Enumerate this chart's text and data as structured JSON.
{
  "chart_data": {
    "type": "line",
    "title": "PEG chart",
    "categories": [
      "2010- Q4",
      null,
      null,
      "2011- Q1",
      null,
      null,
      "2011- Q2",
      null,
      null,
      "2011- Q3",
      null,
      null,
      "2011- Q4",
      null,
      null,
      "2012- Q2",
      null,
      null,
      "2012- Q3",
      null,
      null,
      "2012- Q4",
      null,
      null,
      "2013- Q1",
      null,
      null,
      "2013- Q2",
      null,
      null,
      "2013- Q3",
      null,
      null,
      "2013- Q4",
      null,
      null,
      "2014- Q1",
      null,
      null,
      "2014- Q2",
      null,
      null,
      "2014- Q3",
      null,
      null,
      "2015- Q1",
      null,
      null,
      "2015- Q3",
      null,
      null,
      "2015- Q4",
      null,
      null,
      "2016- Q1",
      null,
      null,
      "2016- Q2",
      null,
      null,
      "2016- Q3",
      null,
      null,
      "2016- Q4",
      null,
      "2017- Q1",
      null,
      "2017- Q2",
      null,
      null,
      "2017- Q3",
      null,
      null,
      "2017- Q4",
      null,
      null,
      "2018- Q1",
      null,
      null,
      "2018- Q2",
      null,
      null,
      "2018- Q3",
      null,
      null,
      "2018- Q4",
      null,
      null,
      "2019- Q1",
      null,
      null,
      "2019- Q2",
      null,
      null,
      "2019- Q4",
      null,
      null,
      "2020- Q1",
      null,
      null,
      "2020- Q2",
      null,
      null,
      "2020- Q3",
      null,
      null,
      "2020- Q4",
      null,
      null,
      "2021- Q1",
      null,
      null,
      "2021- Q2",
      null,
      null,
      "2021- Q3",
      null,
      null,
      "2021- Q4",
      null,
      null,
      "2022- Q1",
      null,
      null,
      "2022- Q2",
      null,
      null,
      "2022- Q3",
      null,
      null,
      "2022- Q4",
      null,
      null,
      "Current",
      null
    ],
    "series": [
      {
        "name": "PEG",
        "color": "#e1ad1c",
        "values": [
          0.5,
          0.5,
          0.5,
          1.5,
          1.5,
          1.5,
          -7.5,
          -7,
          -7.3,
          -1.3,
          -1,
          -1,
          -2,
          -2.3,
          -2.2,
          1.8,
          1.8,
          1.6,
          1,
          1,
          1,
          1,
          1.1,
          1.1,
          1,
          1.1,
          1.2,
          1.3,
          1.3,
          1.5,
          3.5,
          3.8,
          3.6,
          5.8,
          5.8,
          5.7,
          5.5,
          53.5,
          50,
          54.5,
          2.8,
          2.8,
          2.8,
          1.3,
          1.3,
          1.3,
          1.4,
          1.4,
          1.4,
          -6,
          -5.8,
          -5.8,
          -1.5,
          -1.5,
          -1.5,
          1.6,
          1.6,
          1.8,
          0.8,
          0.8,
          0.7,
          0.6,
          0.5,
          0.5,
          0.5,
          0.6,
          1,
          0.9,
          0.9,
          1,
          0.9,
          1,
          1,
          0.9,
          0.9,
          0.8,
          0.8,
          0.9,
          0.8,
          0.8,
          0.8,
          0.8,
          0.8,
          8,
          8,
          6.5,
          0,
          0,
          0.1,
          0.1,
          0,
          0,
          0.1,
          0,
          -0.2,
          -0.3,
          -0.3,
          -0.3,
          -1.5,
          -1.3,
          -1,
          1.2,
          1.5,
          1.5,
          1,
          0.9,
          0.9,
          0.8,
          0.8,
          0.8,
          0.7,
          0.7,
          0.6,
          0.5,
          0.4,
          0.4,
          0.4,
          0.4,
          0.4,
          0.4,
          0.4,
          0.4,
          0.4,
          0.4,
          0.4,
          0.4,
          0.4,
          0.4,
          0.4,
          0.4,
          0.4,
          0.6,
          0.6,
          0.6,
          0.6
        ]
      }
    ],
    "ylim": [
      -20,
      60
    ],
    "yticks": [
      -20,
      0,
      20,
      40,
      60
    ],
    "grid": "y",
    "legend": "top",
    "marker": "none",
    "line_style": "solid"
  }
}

== Your objective ==
Repeat all the entries exactly as given.

== Response to the exercise ==
Enumerate this chart's text and data as structured JSON.
{
  "chart_data": {
    "type": "line",
    "title": "PEG chart",
    "categories": [
      "2010- Q4",
      null,
      null,
      "2011- Q1",
      null,
      null,
      "2011- Q2",
      null,
      null,
      "2011- Q3",
      null,
      null,
      "2011- Q4",
      null,
      null,
      "2012- Q2",
      null,
      null,
      "2012- Q3",
      null,
      null,
      "2012- Q4",
      null,
      null,
      "2013- Q1",
      null,
      null,
      "2013- Q2",
      null,
      null,
      "2013- Q3",
      null,
      null,
      "2013- Q4",
      null,
      null,
      "2014- Q1",
      null,
      null,
      "2014- Q2",
      null,
      null,
      "2014- Q3",
      null,
      null,
      "2015- Q1",
      null,
      null,
      "2015- Q3",
      null,
      null,
      "2015- Q4",
      null,
      null,
      "2016- Q1",
      null,
      null,
      "2016- Q2",
      null,
      null,
      "2016- Q3",
      null,
      null,
      "2016- Q4",
      null,
      "2017- Q1",
      null,
      "2017- Q2",
      null,
      null,
      "2017- Q3",
      null,
      null,
      "2017- Q4",
      null,
      null,
      "2018- Q1",
      null,
      null,
      "2018- Q2",
      null,
      null,
      "2018- Q3",
      null,
      null,
      "2018- Q4",
      null,
      null,
      "2019- Q1",
      null,
      null,
      "2019- Q2",
      null,
      null,
      "2019- Q4",
      null,
      null,
      "2020- Q1",
      null,
      null,
      "2020- Q2",
      null,
      null,
      "2020- Q3",
      null,
      null,
      "2020- Q4",
      null,
      null,
      "2021- Q1",
      null,
      null,
      "2021- Q2",
      null,
      null,
      "2021- Q3",
      null,
      null,
      "2021- Q4",
      null,
      null,
      "2022- Q1",
      null,
      null,
      "2022- Q2",
      null,
      null,
      "2022- Q3",
      null,
      null,
      "2022- Q4",
      null,
      null,
      "Current",
      null
    ],
    "series": [
      {
        "name": "PEG",
        "color": "#e1ad1c",
        "values": [
          0.5,
          0.5,
          0.5,
          1.5,
          1.5,
          1.5,
          -7.5,
          -7,
          -7.3,
          -1.3,
          -1,
          -1,
          -2,
          -2.3,
          -2.2,
          1.8,
          1.8,
          1.6,
          1,
          1,
          1,
          1,
          1.1,
          1.1,
          1,
          1.1,
          1.2,
          1.3,
          1.3,
          1.5,
          3.5,
          3.8,
          3.6,
          5.8,
          5.8,
          5.7,
          5.5,
          53.5,
          50,
          54.5,
          2.8,
          2.8,
          2.8,
          1.3,
          1.3,
          1.3,
          1.4,
          1.4,
          1.4,
          -6,
          -5.8,
          -5.8,
          -1.5,
          -1.5,
          -1.5,
          1.6,
          1.6,
          1.8,
          0.8,
          0.8,
          0.7,
          0.6,
          0.5,
          0.5,
          0.5,
          0.6,
          1,
          0.9,
          0.9,
          1,
          0.9,
          1,
          1,
          0.9,
          0.9,
          0.8,
          0.8,
          0.9,
          0.8,
          0.8,
          0.8,
          0.8,
          0.8,
          8,
          8,
          6.5,
          0,
          0,
          0.1,
          0.1,
          0,
          0,
          0.1,
          0,
          -0.2,
          -0.3,
          -0.3,
          -0.3,
          -1.5,
          -1.3,
          -1,
          1.2,
          1.5,
          1.5,
          1,
          0.9,
          0.9,
          0.8,
          0.8,
          0.8,
          0.7,
          0.7,
          0.6,
          0.5,
          0.4,
          0.4,
          0.4,
          0.4,
          0.4,
          0.4,
          0.4,
          0.4,
          0.4,
          0.4,
          0.4,
          0.4,
          0.4,
          0.4,
          0.4,
          0.4,
          0.4,
          0.6,
          0.6,
          0.6,
          0.6
        ]
      }
    ],
    "ylim": [
      -20,
      60
    ],
    "yticks": [
      -20,
      0,
      20,
      40,
      60
    ],
    "grid": "y",
    "legend": "top",
    "marker": "none",
    "line_style": "solid"
  }
}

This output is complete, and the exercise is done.